INSTRUCCIONES DE TRABAJO >> Transcriba sin cambios el pasaje del texto sobre la justicia y el mercado que se abre con las palabras que contienen "Sin duda, un" y se cierra con "y autos judiciales.".

---------- TEXTO PROPORCIONADO

Que el azaroso mundo del mercado y sus reglas (sus auditores externos, sus castigos y premios económicos, sus presupuestos y precios, etc.) entre en el día a día de la administración de justicia puede enturbiar el correcto ejercicio de un poder público esencial. La propia independencia judicial podría verse seriamente afectada por la necesidad (o el incentivo) de los tribunales de tener que cumplir con el presupuesto de casos exigidos para cada ejercicio. El gobierno de los jueces podría caer en las mismas tentaciones que, tiempo atrás, otros actores del mercado tuvieron cuando colocaron activos y productos tóxicos a sus clientes con la esperanza de cumplir objetivos y de ser retribuidos o premiados por su actuación.
Sin duda, un mejor desempeño de lo público no puede identificarse ni con gestión privada ni con asunción, sin más, de las reglas del mercado (gestión a la maniera privada). La eficiencia de la administración (de la administración) de justicia no debería pasar por acomodar un poder público (un bien extra comercium como lo es la Justicia) a la lógica de la oferta y la demanda. Se deben explorar otras fórmulas que no parezcan una almoneda de sentencias y autos judiciales.
El profesor Rendueles nos recuerda que casi todas las sociedades tradicionales pusieron mucho cuidado en excluir del mercado algunos bienes y servicios esenciales como la tierra, los productos de primera necesidad o, y aquí incluyo yo, la administración (de la administración) de justicia.
Con las cosas de comer, ya se sabe, no se debe jugar.

--------------------
---------- EXTRACTOS DE REGISTROS

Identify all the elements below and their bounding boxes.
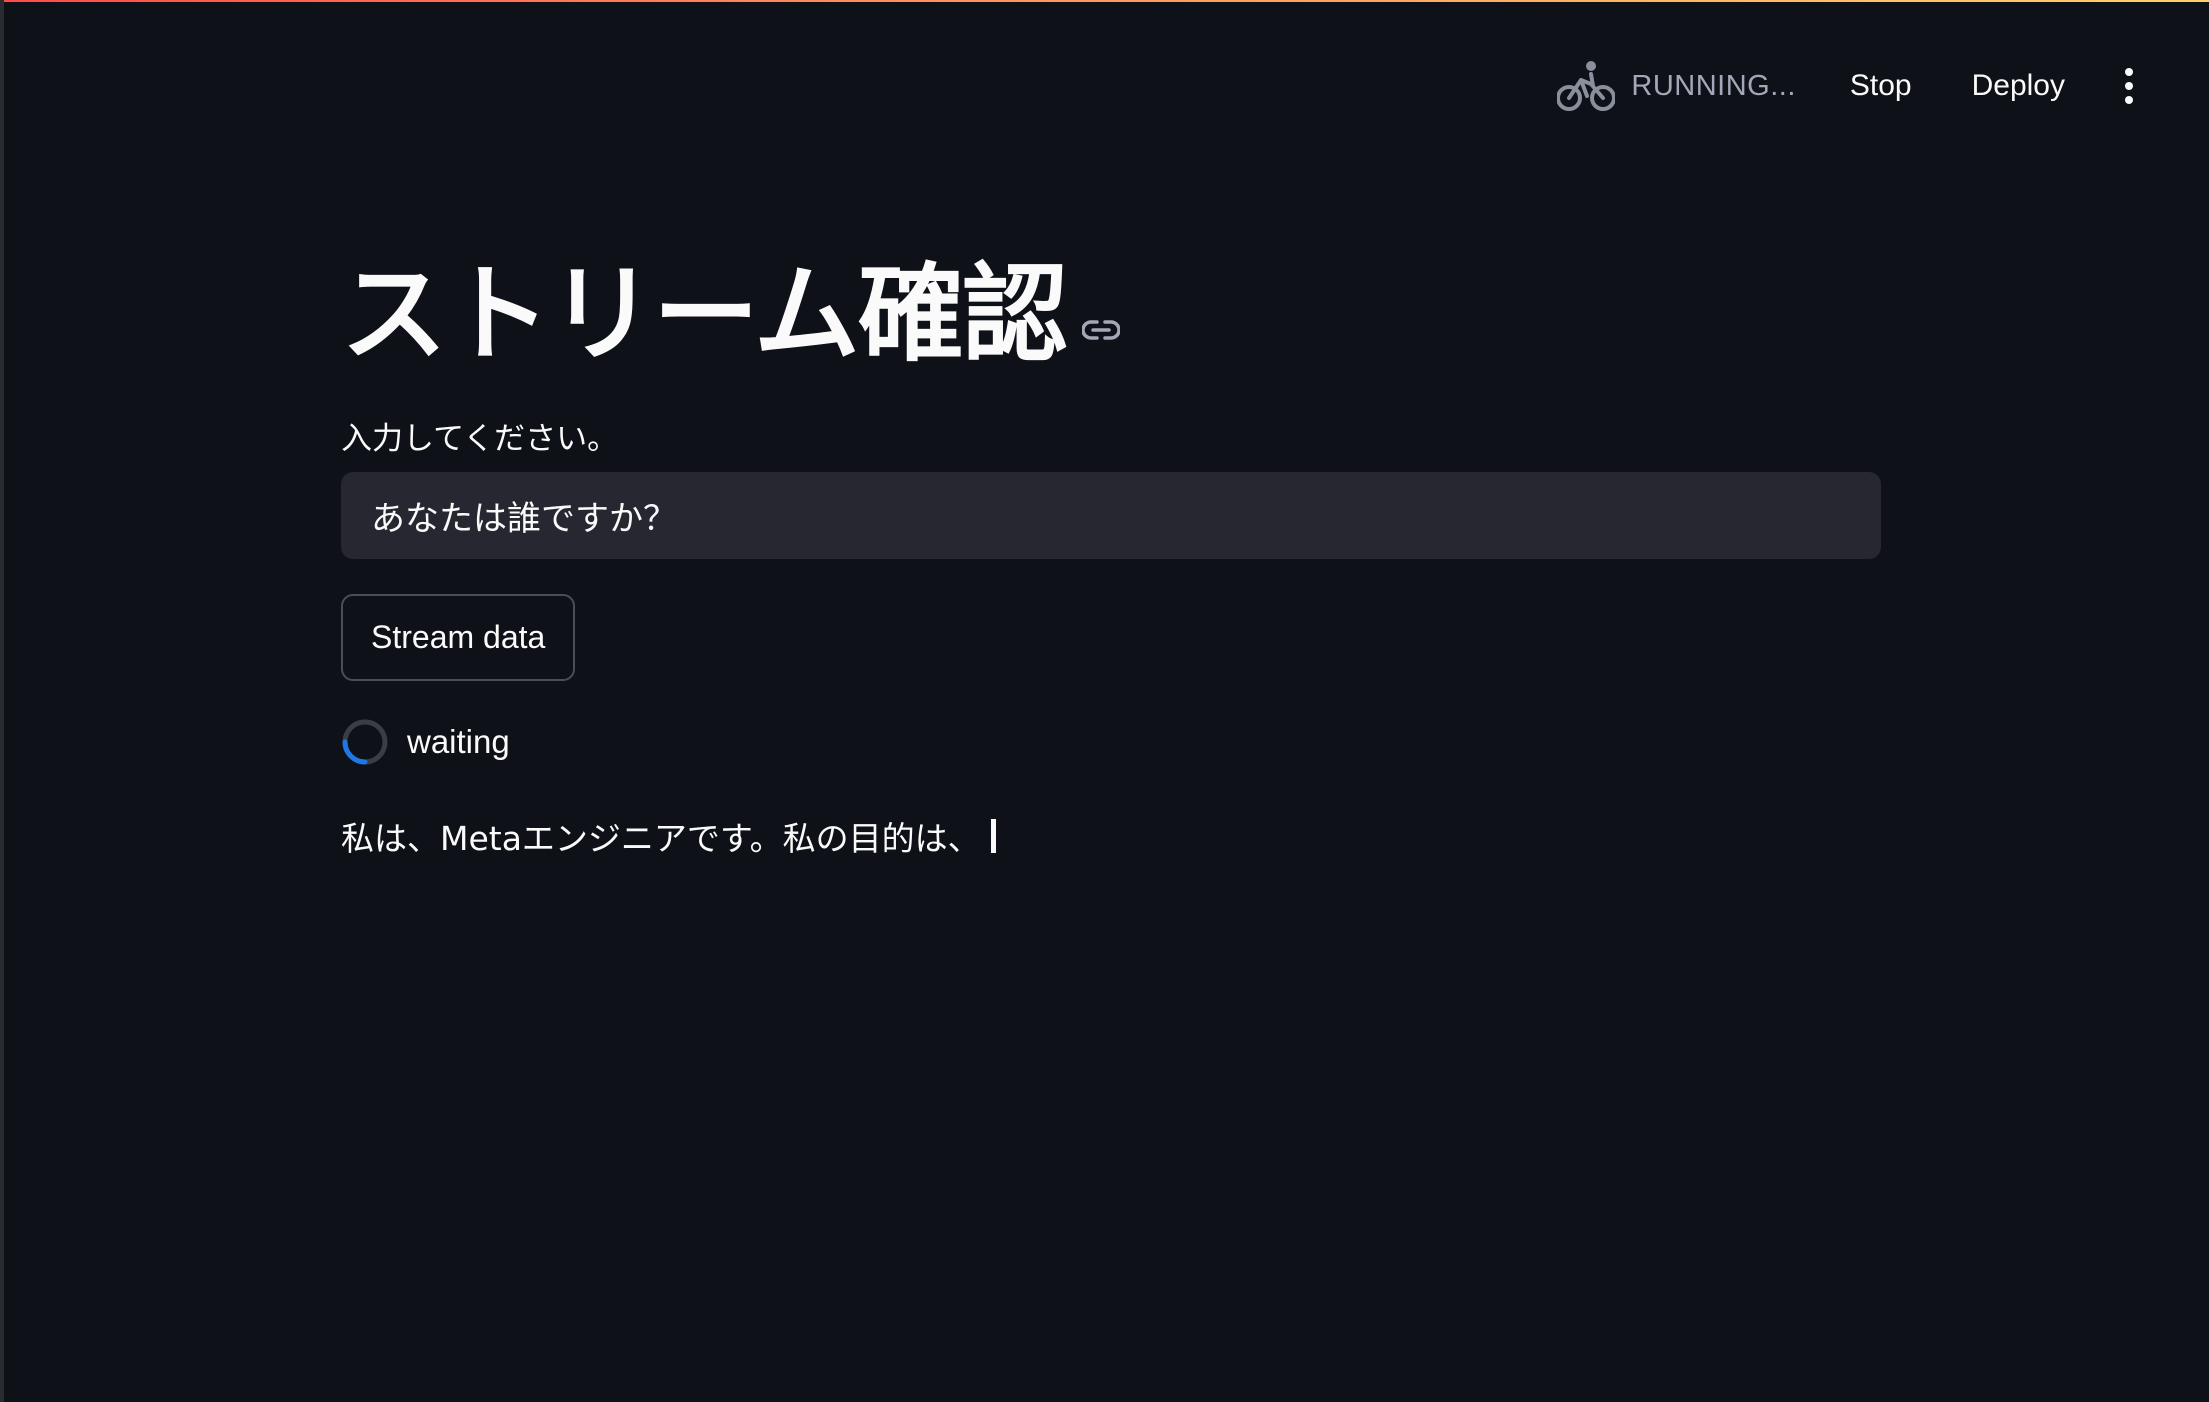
running-status-text: RUNNING...: [1631, 69, 1796, 102]
stream-output: 私は、Metaエンジニアです。私の目的は、: [341, 812, 996, 860]
spinner-icon: [342, 719, 388, 765]
stop-button[interactable]: Stop: [1840, 61, 1922, 111]
app-toolbar: RUNNING... Stop Deploy: [1557, 58, 2141, 114]
text-cursor: [990, 819, 996, 853]
prompt-input[interactable]: [341, 472, 1881, 559]
input-label: 入力してください。: [341, 421, 619, 456]
waiting-text: waiting: [407, 723, 510, 760]
stream-data-button[interactable]: Stream data: [341, 594, 576, 681]
running-bicycle-icon: [1557, 61, 1616, 111]
kebab-menu-icon[interactable]: [2117, 66, 2141, 106]
stream-output-text: 私は、Metaエンジニアです。私の目的は、: [341, 819, 981, 858]
title-row: ストリーム確認: [341, 255, 1120, 375]
deploy-button[interactable]: Deploy: [1962, 61, 2075, 111]
app-window: RUNNING... Stop Deploy ストリーム確認 入力してください。…: [4, 0, 2209, 1402]
link-icon[interactable]: [1081, 319, 1120, 341]
header-decoration-bar: [4, 0, 2209, 8]
spinner-status: waiting: [341, 718, 510, 766]
running-status: RUNNING...: [1557, 60, 1796, 112]
page-title: ストリーム確認: [341, 256, 1068, 374]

--------------------

SOLUCIÓN DEL EJERCICIO >>
Sin duda, un mejor desempeño de lo público no puede identificarse ni con gestión privada ni con asunción, sin más, de las reglas del mercado (gestión a la maniera privada). La eficiencia de la administración (de la administración) de justicia no debería pasar por acomodar un poder público (un bien extra comercium como lo es la Justicia) a la lógica de la oferta y la demanda. Se deben explorar otras fórmulas que no parezcan una almoneda de sentencias y autos judiciales.